Instructions to follow: Provide an exact copy of the data, excluding the images.

Data for this task:
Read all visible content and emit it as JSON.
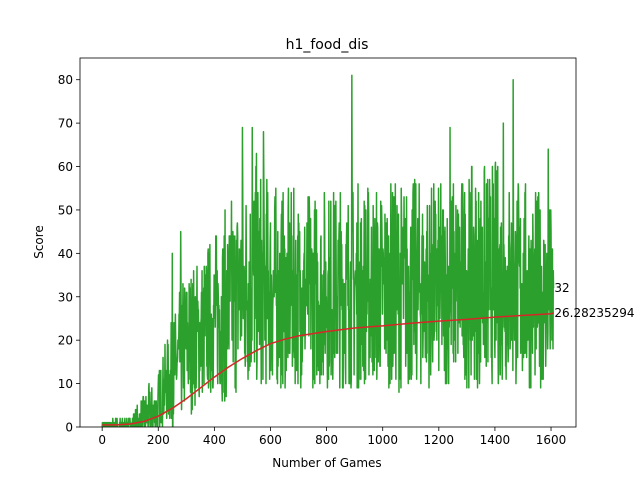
{
  "chart_data": {
    "type": "line",
    "title": "h1_food_dis",
    "xlabel": "Number of Games",
    "ylabel": "Score",
    "xlim": [
      -79,
      1689
    ],
    "ylim": [
      0,
      85
    ],
    "x_ticks": [
      0,
      200,
      400,
      600,
      800,
      1000,
      1200,
      1400,
      1600
    ],
    "y_ticks": [
      0,
      10,
      20,
      30,
      40,
      50,
      60,
      70,
      80
    ],
    "grid": false,
    "legend": "none",
    "series": [
      {
        "role": "score",
        "color": "#2ca02c",
        "num_points": 1610,
        "seed": 7,
        "envelope_x": [
          0,
          50,
          100,
          150,
          200,
          250,
          300,
          350,
          400,
          450,
          500,
          550,
          600,
          650,
          700,
          800,
          900,
          1000,
          1100,
          1200,
          1300,
          1400,
          1500,
          1600
        ],
        "envelope_low": [
          0,
          0,
          0,
          0,
          0,
          0,
          2,
          5,
          7,
          5,
          7,
          8,
          8,
          8,
          9,
          9,
          8,
          9,
          8,
          9,
          9,
          9,
          8,
          9
        ],
        "envelope_high": [
          1,
          2,
          2,
          8,
          13,
          25,
          38,
          40,
          46,
          52,
          60,
          63,
          58,
          55,
          55,
          56,
          58,
          57,
          58,
          57,
          60,
          62,
          58,
          52
        ],
        "spikes": [
          {
            "x": 890,
            "y": 81
          },
          {
            "x": 1465,
            "y": 80
          },
          {
            "x": 500,
            "y": 69
          },
          {
            "x": 535,
            "y": 69
          },
          {
            "x": 575,
            "y": 68
          },
          {
            "x": 1240,
            "y": 69
          },
          {
            "x": 1430,
            "y": 70
          },
          {
            "x": 1590,
            "y": 64
          },
          {
            "x": 280,
            "y": 45
          },
          {
            "x": 250,
            "y": 40
          }
        ],
        "last_value": 32
      },
      {
        "role": "mean",
        "color": "#d62728",
        "x": [
          0,
          50,
          100,
          150,
          200,
          250,
          300,
          350,
          400,
          450,
          500,
          550,
          600,
          650,
          700,
          800,
          900,
          1000,
          1100,
          1200,
          1300,
          1400,
          1500,
          1600,
          1610
        ],
        "y": [
          0.5,
          0.5,
          0.7,
          1.3,
          2.5,
          4.3,
          6.5,
          9.0,
          11.5,
          13.8,
          15.8,
          17.6,
          19.2,
          20.2,
          21.0,
          22.0,
          22.8,
          23.3,
          23.9,
          24.4,
          24.8,
          25.3,
          25.7,
          26.1,
          26.28
        ],
        "last_value": 26.28235294
      }
    ],
    "annotations": [
      {
        "text": "32",
        "x": 1612,
        "y": 32
      },
      {
        "text": "26.28235294",
        "x": 1612,
        "y": 26.28235294
      }
    ]
  }
}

Exercise answer:
Read all visible content and emit it as JSON.
{
  "chart_data": {
    "type": "line",
    "title": "h1_food_dis",
    "xlabel": "Number of Games",
    "ylabel": "Score",
    "xlim": [
      -79,
      1689
    ],
    "ylim": [
      0,
      85
    ],
    "x_ticks": [
      0,
      200,
      400,
      600,
      800,
      1000,
      1200,
      1400,
      1600
    ],
    "y_ticks": [
      0,
      10,
      20,
      30,
      40,
      50,
      60,
      70,
      80
    ],
    "grid": false,
    "legend": "none",
    "series": [
      {
        "role": "score",
        "color": "#2ca02c",
        "num_points": 1610,
        "seed": 7,
        "envelope_x": [
          0,
          50,
          100,
          150,
          200,
          250,
          300,
          350,
          400,
          450,
          500,
          550,
          600,
          650,
          700,
          800,
          900,
          1000,
          1100,
          1200,
          1300,
          1400,
          1500,
          1600
        ],
        "envelope_low": [
          0,
          0,
          0,
          0,
          0,
          0,
          2,
          5,
          7,
          5,
          7,
          8,
          8,
          8,
          9,
          9,
          8,
          9,
          8,
          9,
          9,
          9,
          8,
          9
        ],
        "envelope_high": [
          1,
          2,
          2,
          8,
          13,
          25,
          38,
          40,
          46,
          52,
          60,
          63,
          58,
          55,
          55,
          56,
          58,
          57,
          58,
          57,
          60,
          62,
          58,
          52
        ],
        "spikes": [
          {
            "x": 890,
            "y": 81
          },
          {
            "x": 1465,
            "y": 80
          },
          {
            "x": 500,
            "y": 69
          },
          {
            "x": 535,
            "y": 69
          },
          {
            "x": 575,
            "y": 68
          },
          {
            "x": 1240,
            "y": 69
          },
          {
            "x": 1430,
            "y": 70
          },
          {
            "x": 1590,
            "y": 64
          },
          {
            "x": 280,
            "y": 45
          },
          {
            "x": 250,
            "y": 40
          }
        ],
        "last_value": 32
      },
      {
        "role": "mean",
        "color": "#d62728",
        "x": [
          0,
          50,
          100,
          150,
          200,
          250,
          300,
          350,
          400,
          450,
          500,
          550,
          600,
          650,
          700,
          800,
          900,
          1000,
          1100,
          1200,
          1300,
          1400,
          1500,
          1600,
          1610
        ],
        "y": [
          0.5,
          0.5,
          0.7,
          1.3,
          2.5,
          4.3,
          6.5,
          9.0,
          11.5,
          13.8,
          15.8,
          17.6,
          19.2,
          20.2,
          21.0,
          22.0,
          22.8,
          23.3,
          23.9,
          24.4,
          24.8,
          25.3,
          25.7,
          26.1,
          26.28
        ],
        "last_value": 26.28235294
      }
    ],
    "annotations": [
      {
        "text": "32",
        "x": 1612,
        "y": 32
      },
      {
        "text": "26.28235294",
        "x": 1612,
        "y": 26.28235294
      }
    ]
  }
}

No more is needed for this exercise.